* _THE REQUEST_: Your task is to repeat the lines below exactly, excluding any pictures they contain.

[Dataset excerpt]

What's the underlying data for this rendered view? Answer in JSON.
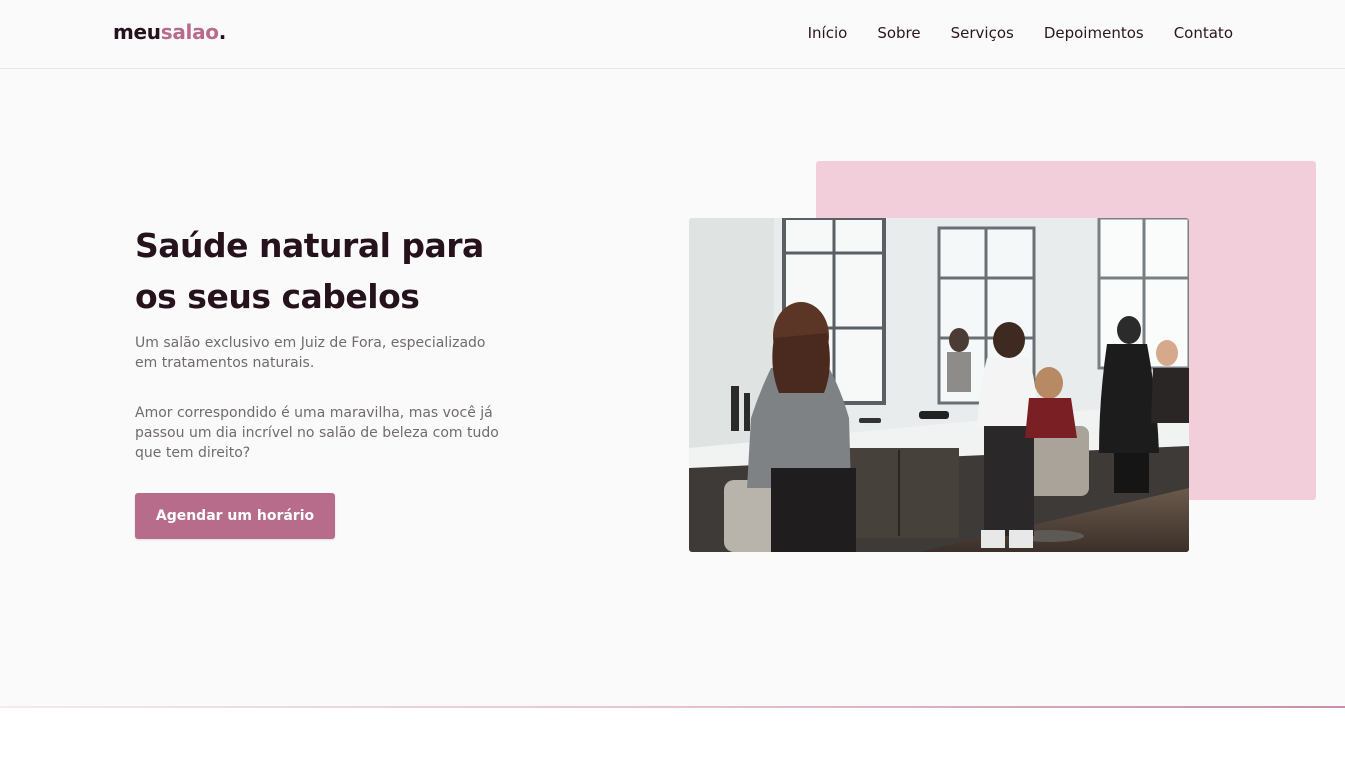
{
  "header": {
    "logo": {
      "main": "meu",
      "accent": "salao",
      "dot": "."
    },
    "nav": [
      "Início",
      "Sobre",
      "Serviços",
      "Depoimentos",
      "Contato"
    ]
  },
  "hero": {
    "title": "Saúde natural para os seus cabelos",
    "paragraph1": "Um salão exclusivo em Juiz de Fora, especializado em tratamentos naturais.",
    "paragraph2": "Amor correspondido é uma maravilha, mas você já passou um dia incrível no salão de beleza com tudo que tem direito?",
    "cta_label": "Agendar um horário",
    "image_icon": "salon-photo"
  },
  "colors": {
    "accent": "#b86c8b",
    "accent_light": "#f2cedb",
    "text_dark": "#26121c",
    "text_muted": "#716b6f",
    "background": "#fafafa"
  }
}
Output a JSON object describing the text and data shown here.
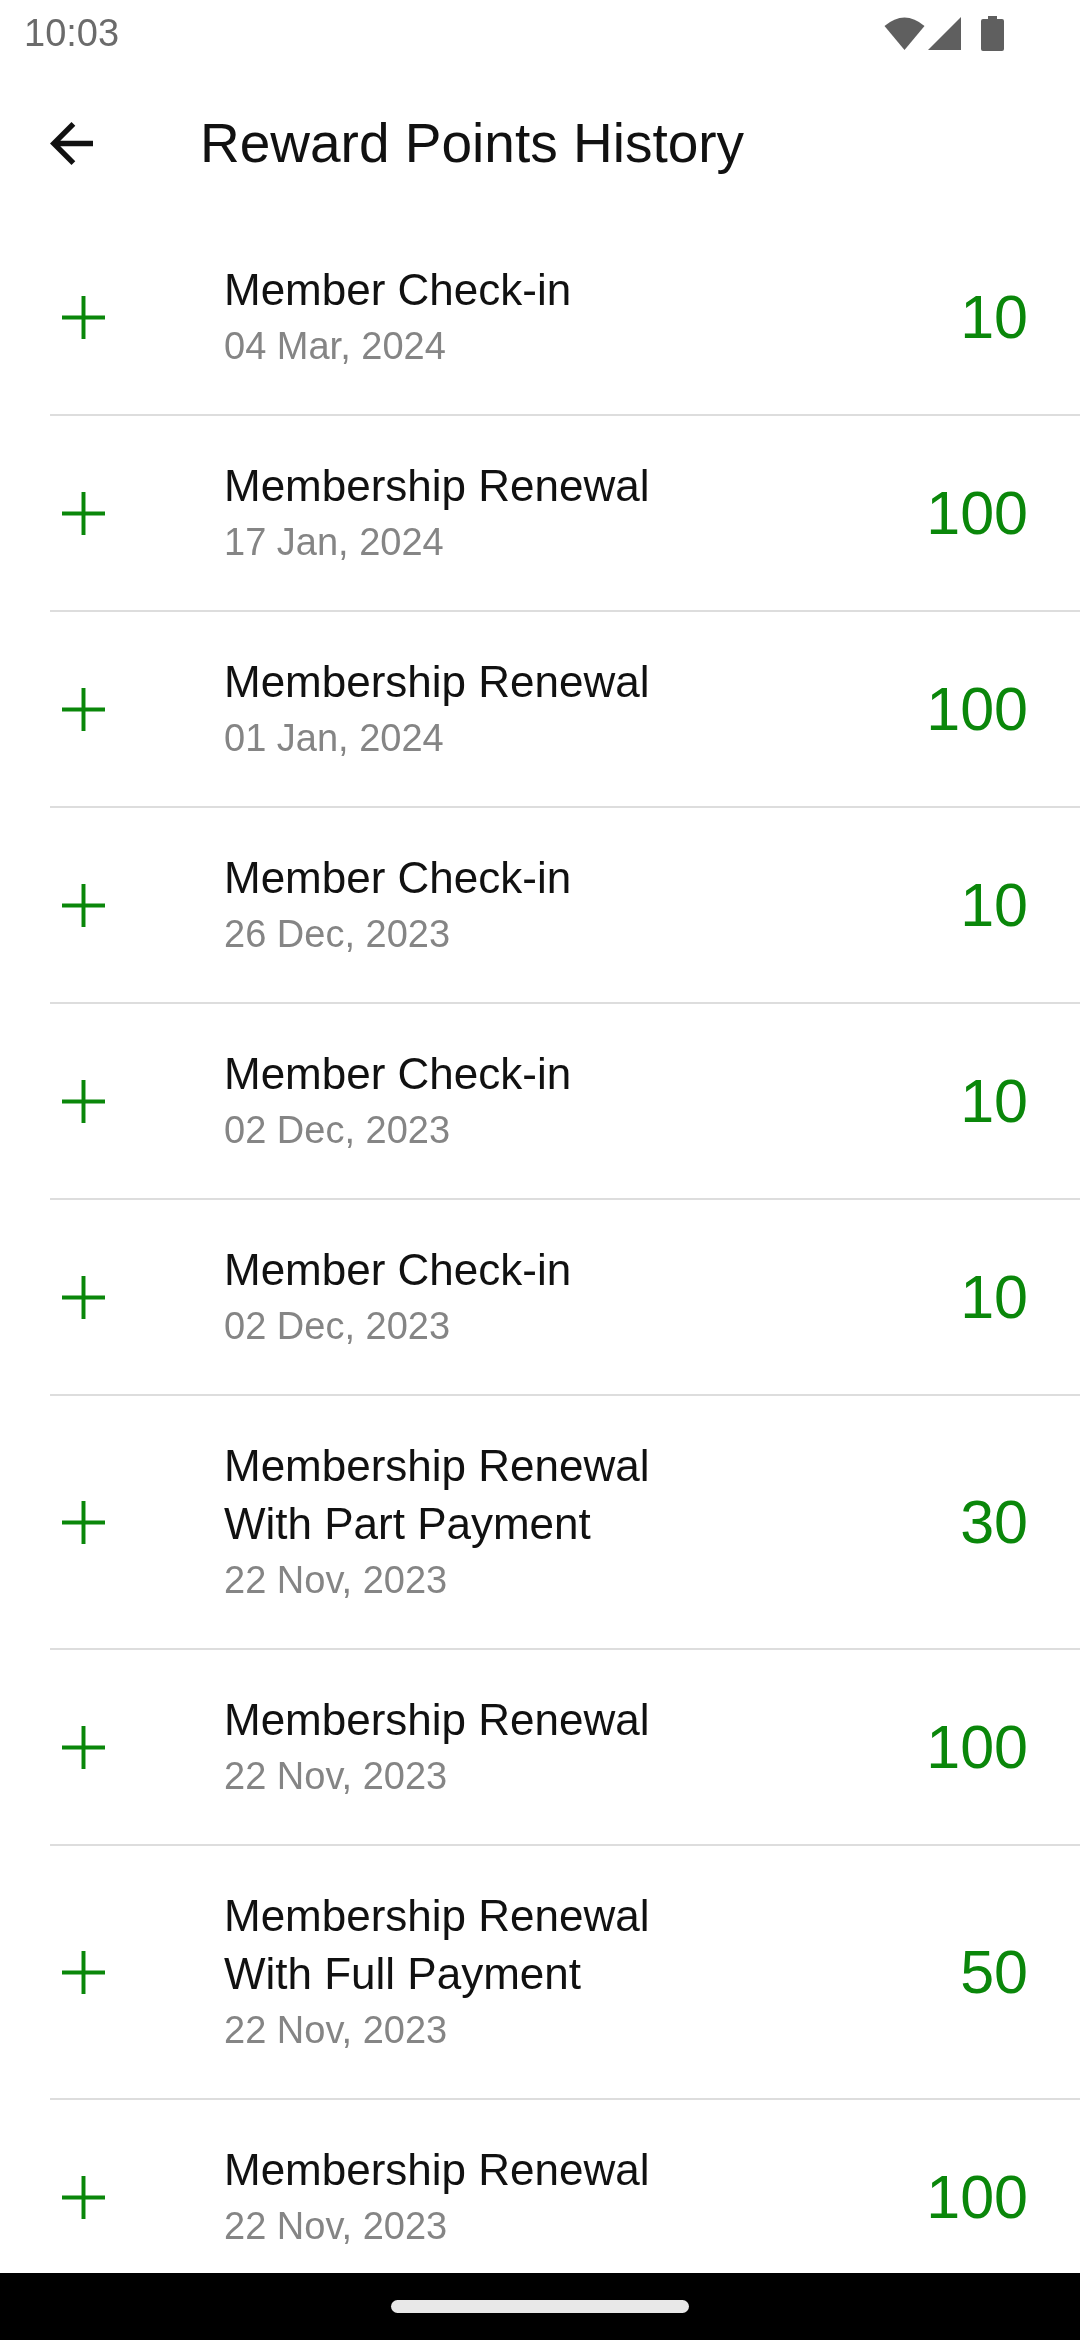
{
  "status_bar": {
    "time": "10:03"
  },
  "app_bar": {
    "title": "Reward Points History"
  },
  "history": [
    {
      "title": "Member Check-in",
      "date": "04 Mar, 2024",
      "points": "10"
    },
    {
      "title": "Membership Renewal",
      "date": "17 Jan, 2024",
      "points": "100"
    },
    {
      "title": "Membership Renewal",
      "date": "01 Jan, 2024",
      "points": "100"
    },
    {
      "title": "Member Check-in",
      "date": "26 Dec, 2023",
      "points": "10"
    },
    {
      "title": "Member Check-in",
      "date": "02 Dec, 2023",
      "points": "10"
    },
    {
      "title": "Member Check-in",
      "date": "02 Dec, 2023",
      "points": "10"
    },
    {
      "title": "Membership Renewal With Part Payment",
      "date": "22 Nov, 2023",
      "points": "30"
    },
    {
      "title": "Membership Renewal",
      "date": "22 Nov, 2023",
      "points": "100"
    },
    {
      "title": "Membership Renewal With Full Payment",
      "date": "22 Nov, 2023",
      "points": "50"
    },
    {
      "title": "Membership Renewal",
      "date": "22 Nov, 2023",
      "points": "100"
    }
  ]
}
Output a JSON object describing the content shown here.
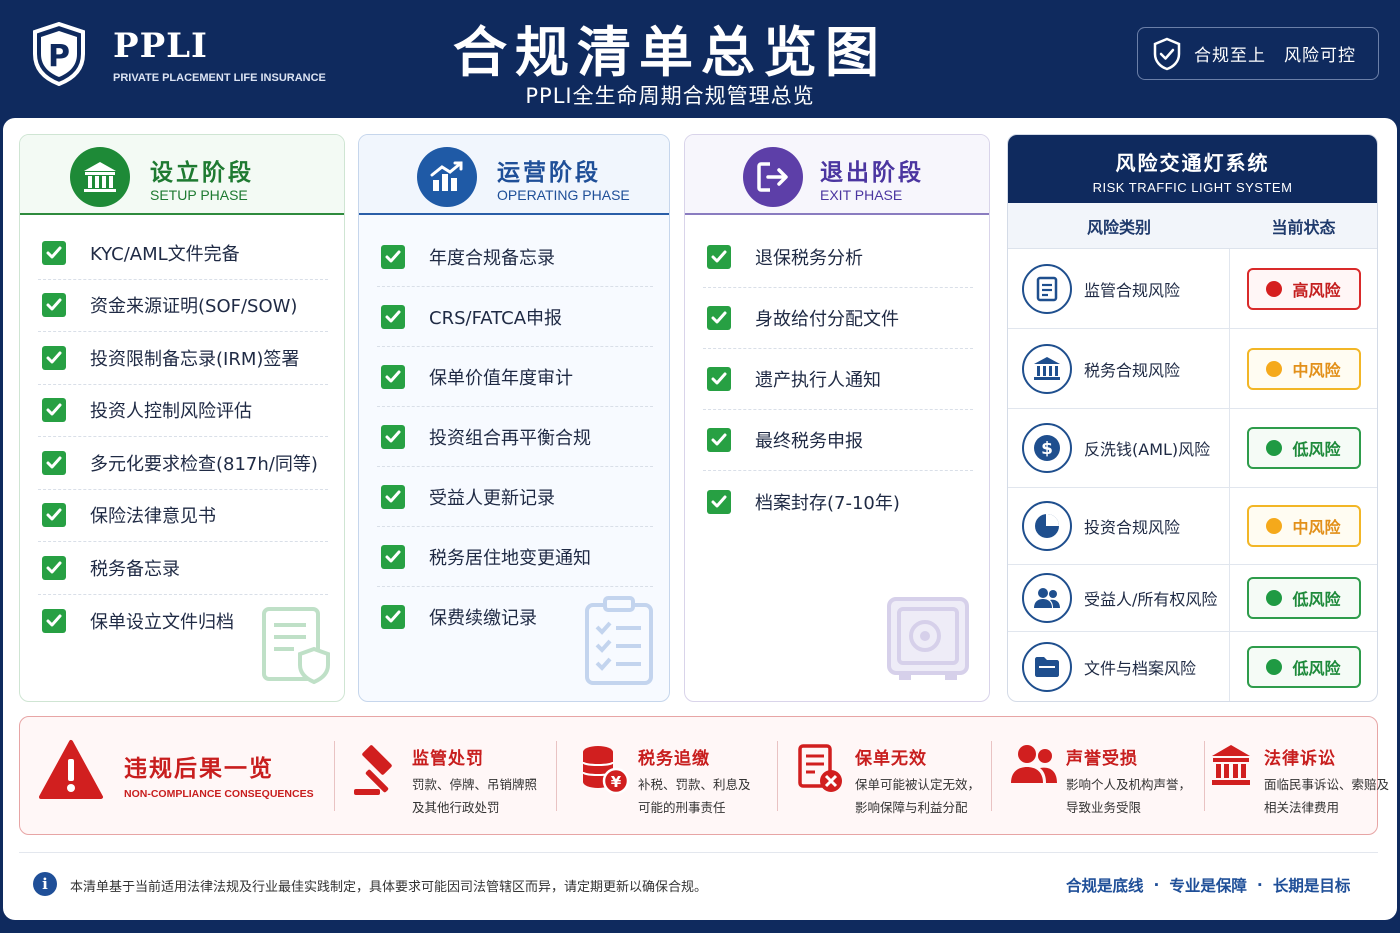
{
  "header": {
    "brand": "PPLI",
    "brand_sub": "PRIVATE PLACEMENT LIFE INSURANCE",
    "title": "合规清单总览图",
    "subtitle": "PPLI全生命周期合规管理总览",
    "motto": "合规至上　风险可控"
  },
  "phases": {
    "setup": {
      "title": "设立阶段",
      "en": "SETUP PHASE",
      "items": [
        "KYC/AML文件完备",
        "资金来源证明(SOF/SOW)",
        "投资限制备忘录(IRM)签署",
        "投资人控制风险评估",
        "多元化要求检查(817h/同等)",
        "保险法律意见书",
        "税务备忘录",
        "保单设立文件归档"
      ]
    },
    "operating": {
      "title": "运营阶段",
      "en": "OPERATING PHASE",
      "items": [
        "年度合规备忘录",
        "CRS/FATCA申报",
        "保单价值年度审计",
        "投资组合再平衡合规",
        "受益人更新记录",
        "税务居住地变更通知",
        "保费续缴记录"
      ]
    },
    "exit": {
      "title": "退出阶段",
      "en": "EXIT PHASE",
      "items": [
        "退保税务分析",
        "身故给付分配文件",
        "遗产执行人通知",
        "最终税务申报",
        "档案封存(7-10年)"
      ]
    }
  },
  "traffic": {
    "title": "风险交通灯系统",
    "en": "RISK TRAFFIC LIGHT SYSTEM",
    "col_category": "风险类别",
    "col_status": "当前状态",
    "rows": [
      {
        "label": "监管合规风险",
        "status": "高风险",
        "level": "high",
        "icon": "document-icon"
      },
      {
        "label": "税务合规风险",
        "status": "中风险",
        "level": "mid",
        "icon": "bank-icon"
      },
      {
        "label": "反洗钱(AML)风险",
        "status": "低风险",
        "level": "low",
        "icon": "dollar-icon"
      },
      {
        "label": "投资合规风险",
        "status": "中风险",
        "level": "mid",
        "icon": "pie-chart-icon"
      },
      {
        "label": "受益人/所有权风险",
        "status": "低风险",
        "level": "low",
        "icon": "people-icon"
      },
      {
        "label": "文件与档案风险",
        "status": "低风险",
        "level": "low",
        "icon": "folder-icon"
      }
    ]
  },
  "consequences": {
    "title": "违规后果一览",
    "en": "NON-COMPLIANCE CONSEQUENCES",
    "items": [
      {
        "name": "监管处罚",
        "line1": "罚款、停牌、吊销牌照",
        "line2": "及其他行政处罚",
        "icon": "gavel-icon"
      },
      {
        "name": "税务追缴",
        "line1": "补税、罚款、利息及",
        "line2": "可能的刑事责任",
        "icon": "coins-icon"
      },
      {
        "name": "保单无效",
        "line1": "保单可能被认定无效，",
        "line2": "影响保障与利益分配",
        "icon": "invalid-document-icon"
      },
      {
        "name": "声誉受损",
        "line1": "影响个人及机构声誉，",
        "line2": "导致业务受限",
        "icon": "people-icon"
      },
      {
        "name": "法律诉讼",
        "line1": "面临民事诉讼、索赔及",
        "line2": "相关法律费用",
        "icon": "courthouse-icon"
      }
    ]
  },
  "footer": {
    "note": "本清单基于当前适用法律法规及行业最佳实践制定，具体要求可能因司法管辖区而异，请定期更新以确保合规。",
    "slogan": [
      "合规是底线",
      "专业是保障",
      "长期是目标"
    ],
    "separator": "·"
  },
  "colors": {
    "navy": "#0f2a5e",
    "green": "#1e8a37",
    "blue": "#1f5aa6",
    "purple": "#5d3fa8",
    "red": "#c81e1e",
    "amber": "#f5a91b"
  }
}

* _COMPLETE ANSWER_:
What's the underlying data for this rendered view? Answer in JSON.
{
  "header": {
    "logo": {
      "main": "meu",
      "accent": "salao",
      "dot": "."
    },
    "nav": [
      "Início",
      "Sobre",
      "Serviços",
      "Depoimentos",
      "Contato"
    ]
  },
  "hero": {
    "title": "Saúde natural para os seus cabelos",
    "paragraph1": "Um salão exclusivo em Juiz de Fora, especializado em tratamentos naturais.",
    "paragraph2": "Amor correspondido é uma maravilha, mas você já passou um dia incrível no salão de beleza com tudo que tem direito?",
    "cta_label": "Agendar um horário",
    "image_icon": "salon-photo"
  },
  "colors": {
    "accent": "#b86c8b",
    "accent_light": "#f2cedb",
    "text_dark": "#26121c",
    "text_muted": "#716b6f",
    "background": "#fafafa"
  }
}
Output a JSON object describing the text and data shown here.
{
  "status_bar": {
    "time": "10:03"
  },
  "app_bar": {
    "title": "Reward Points History"
  },
  "history": [
    {
      "title": "Member Check-in",
      "date": "04 Mar, 2024",
      "points": "10"
    },
    {
      "title": "Membership Renewal",
      "date": "17 Jan, 2024",
      "points": "100"
    },
    {
      "title": "Membership Renewal",
      "date": "01 Jan, 2024",
      "points": "100"
    },
    {
      "title": "Member Check-in",
      "date": "26 Dec, 2023",
      "points": "10"
    },
    {
      "title": "Member Check-in",
      "date": "02 Dec, 2023",
      "points": "10"
    },
    {
      "title": "Member Check-in",
      "date": "02 Dec, 2023",
      "points": "10"
    },
    {
      "title": "Membership Renewal With Part Payment",
      "date": "22 Nov, 2023",
      "points": "30"
    },
    {
      "title": "Membership Renewal",
      "date": "22 Nov, 2023",
      "points": "100"
    },
    {
      "title": "Membership Renewal With Full Payment",
      "date": "22 Nov, 2023",
      "points": "50"
    },
    {
      "title": "Membership Renewal",
      "date": "22 Nov, 2023",
      "points": "100"
    }
  ]
}
Output a JSON object describing the content shown here.
{
  "header": {
    "brand": "PPLI",
    "brand_sub": "PRIVATE PLACEMENT LIFE INSURANCE",
    "title": "合规清单总览图",
    "subtitle": "PPLI全生命周期合规管理总览",
    "motto": "合规至上　风险可控"
  },
  "phases": {
    "setup": {
      "title": "设立阶段",
      "en": "SETUP PHASE",
      "items": [
        "KYC/AML文件完备",
        "资金来源证明(SOF/SOW)",
        "投资限制备忘录(IRM)签署",
        "投资人控制风险评估",
        "多元化要求检查(817h/同等)",
        "保险法律意见书",
        "税务备忘录",
        "保单设立文件归档"
      ]
    },
    "operating": {
      "title": "运营阶段",
      "en": "OPERATING PHASE",
      "items": [
        "年度合规备忘录",
        "CRS/FATCA申报",
        "保单价值年度审计",
        "投资组合再平衡合规",
        "受益人更新记录",
        "税务居住地变更通知",
        "保费续缴记录"
      ]
    },
    "exit": {
      "title": "退出阶段",
      "en": "EXIT PHASE",
      "items": [
        "退保税务分析",
        "身故给付分配文件",
        "遗产执行人通知",
        "最终税务申报",
        "档案封存(7-10年)"
      ]
    }
  },
  "traffic": {
    "title": "风险交通灯系统",
    "en": "RISK TRAFFIC LIGHT SYSTEM",
    "col_category": "风险类别",
    "col_status": "当前状态",
    "rows": [
      {
        "label": "监管合规风险",
        "status": "高风险",
        "level": "high",
        "icon": "document-icon"
      },
      {
        "label": "税务合规风险",
        "status": "中风险",
        "level": "mid",
        "icon": "bank-icon"
      },
      {
        "label": "反洗钱(AML)风险",
        "status": "低风险",
        "level": "low",
        "icon": "dollar-icon"
      },
      {
        "label": "投资合规风险",
        "status": "中风险",
        "level": "mid",
        "icon": "pie-chart-icon"
      },
      {
        "label": "受益人/所有权风险",
        "status": "低风险",
        "level": "low",
        "icon": "people-icon"
      },
      {
        "label": "文件与档案风险",
        "status": "低风险",
        "level": "low",
        "icon": "folder-icon"
      }
    ]
  },
  "consequences": {
    "title": "违规后果一览",
    "en": "NON-COMPLIANCE CONSEQUENCES",
    "items": [
      {
        "name": "监管处罚",
        "line1": "罚款、停牌、吊销牌照",
        "line2": "及其他行政处罚",
        "icon": "gavel-icon"
      },
      {
        "name": "税务追缴",
        "line1": "补税、罚款、利息及",
        "line2": "可能的刑事责任",
        "icon": "coins-icon"
      },
      {
        "name": "保单无效",
        "line1": "保单可能被认定无效，",
        "line2": "影响保障与利益分配",
        "icon": "invalid-document-icon"
      },
      {
        "name": "声誉受损",
        "line1": "影响个人及机构声誉，",
        "line2": "导致业务受限",
        "icon": "people-icon"
      },
      {
        "name": "法律诉讼",
        "line1": "面临民事诉讼、索赔及",
        "line2": "相关法律费用",
        "icon": "courthouse-icon"
      }
    ]
  },
  "footer": {
    "note": "本清单基于当前适用法律法规及行业最佳实践制定，具体要求可能因司法管辖区而异，请定期更新以确保合规。",
    "slogan": [
      "合规是底线",
      "专业是保障",
      "长期是目标"
    ],
    "separator": "·"
  },
  "colors": {
    "navy": "#0f2a5e",
    "green": "#1e8a37",
    "blue": "#1f5aa6",
    "purple": "#5d3fa8",
    "red": "#c81e1e",
    "amber": "#f5a91b"
  }
}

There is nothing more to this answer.